- [Short problem] Repeat each record exactly. Any picture gets left out.

- [Dataset content]
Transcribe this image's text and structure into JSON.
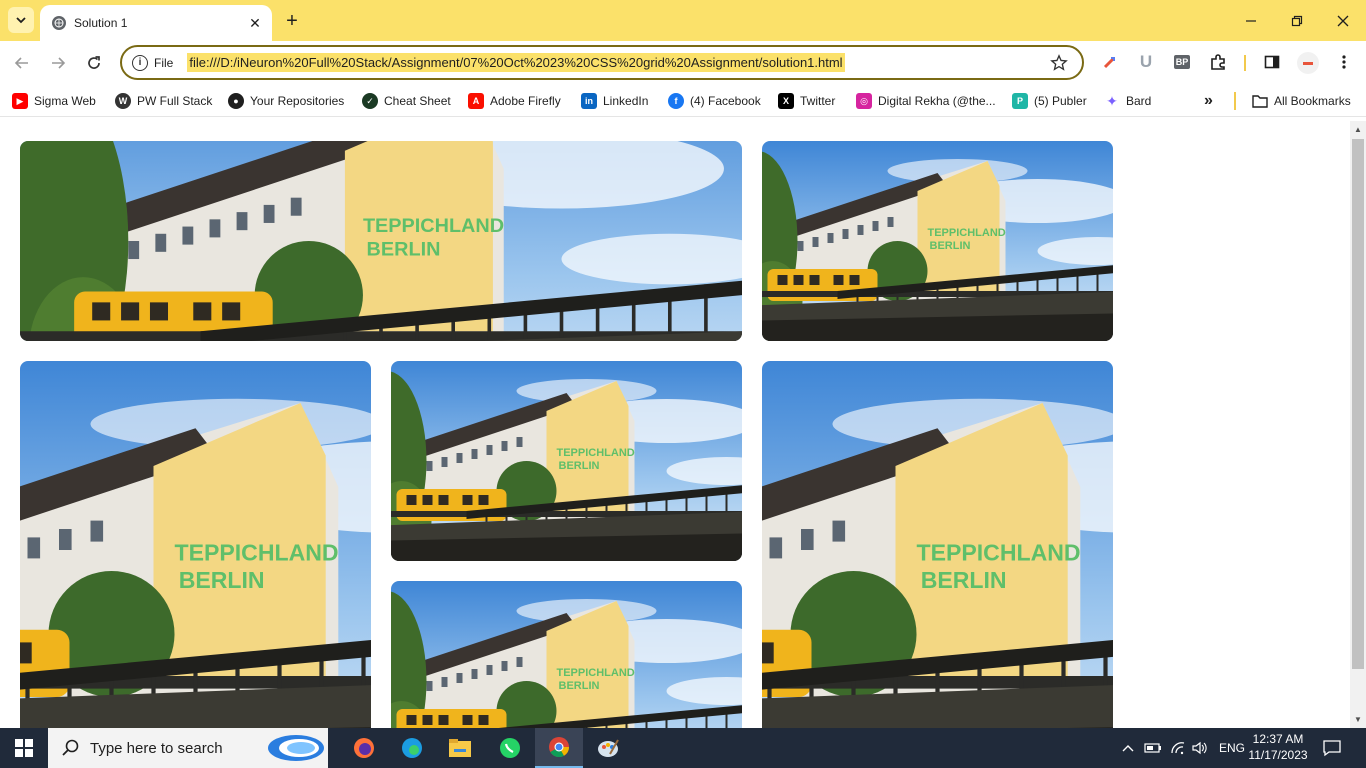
{
  "browser": {
    "tab_title": "Solution 1",
    "scheme_label": "File",
    "url": "file:///D:/iNeuron%20Full%20Stack/Assignment/07%20Oct%2023%20CSS%20grid%20Assignment/solution1.html"
  },
  "bookmarks": {
    "items": [
      {
        "label": "Sigma Web",
        "icon": "youtube-icon",
        "color": "#ff0000"
      },
      {
        "label": "PW Full Stack",
        "icon": "pw-icon",
        "color": "#333333"
      },
      {
        "label": "Your Repositories",
        "icon": "github-icon",
        "color": "#1f1f1f"
      },
      {
        "label": "Cheat Sheet",
        "icon": "cheatsheet-icon",
        "color": "#1b3a24"
      },
      {
        "label": "Adobe Firefly",
        "icon": "adobe-icon",
        "color": "#fa0f00"
      },
      {
        "label": "LinkedIn",
        "icon": "linkedin-icon",
        "color": "#0a66c2"
      },
      {
        "label": "(4) Facebook",
        "icon": "facebook-icon",
        "color": "#1877f2"
      },
      {
        "label": "Twitter",
        "icon": "x-icon",
        "color": "#000000"
      },
      {
        "label": "Digital Rekha (@the...",
        "icon": "instagram-icon",
        "color": "#d6249f"
      },
      {
        "label": "(5) Publer",
        "icon": "publer-icon",
        "color": "#1fb6a6"
      },
      {
        "label": "Bard",
        "icon": "bard-icon",
        "color": "#7b61ff"
      }
    ],
    "overflow_label": "»",
    "all_bookmarks_label": "All Bookmarks"
  },
  "taskbar": {
    "search_placeholder": "Type here to search",
    "language": "ENG",
    "time": "12:37 AM",
    "date": "11/17/2023"
  },
  "colors": {
    "titlebar": "#fbe16a",
    "taskbar": "#202a3a"
  }
}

- [Result of the task]
Transcribe this image's text and structure into JSON.
{
  "browser": {
    "tab_title": "Solution 1",
    "scheme_label": "File",
    "url": "file:///D:/iNeuron%20Full%20Stack/Assignment/07%20Oct%2023%20CSS%20grid%20Assignment/solution1.html"
  },
  "bookmarks": {
    "items": [
      {
        "label": "Sigma Web",
        "icon": "youtube-icon",
        "color": "#ff0000"
      },
      {
        "label": "PW Full Stack",
        "icon": "pw-icon",
        "color": "#333333"
      },
      {
        "label": "Your Repositories",
        "icon": "github-icon",
        "color": "#1f1f1f"
      },
      {
        "label": "Cheat Sheet",
        "icon": "cheatsheet-icon",
        "color": "#1b3a24"
      },
      {
        "label": "Adobe Firefly",
        "icon": "adobe-icon",
        "color": "#fa0f00"
      },
      {
        "label": "LinkedIn",
        "icon": "linkedin-icon",
        "color": "#0a66c2"
      },
      {
        "label": "(4) Facebook",
        "icon": "facebook-icon",
        "color": "#1877f2"
      },
      {
        "label": "Twitter",
        "icon": "x-icon",
        "color": "#000000"
      },
      {
        "label": "Digital Rekha (@the...",
        "icon": "instagram-icon",
        "color": "#d6249f"
      },
      {
        "label": "(5) Publer",
        "icon": "publer-icon",
        "color": "#1fb6a6"
      },
      {
        "label": "Bard",
        "icon": "bard-icon",
        "color": "#7b61ff"
      }
    ],
    "overflow_label": "»",
    "all_bookmarks_label": "All Bookmarks"
  },
  "taskbar": {
    "search_placeholder": "Type here to search",
    "language": "ENG",
    "time": "12:37 AM",
    "date": "11/17/2023"
  },
  "colors": {
    "titlebar": "#fbe16a",
    "taskbar": "#202a3a"
  }
}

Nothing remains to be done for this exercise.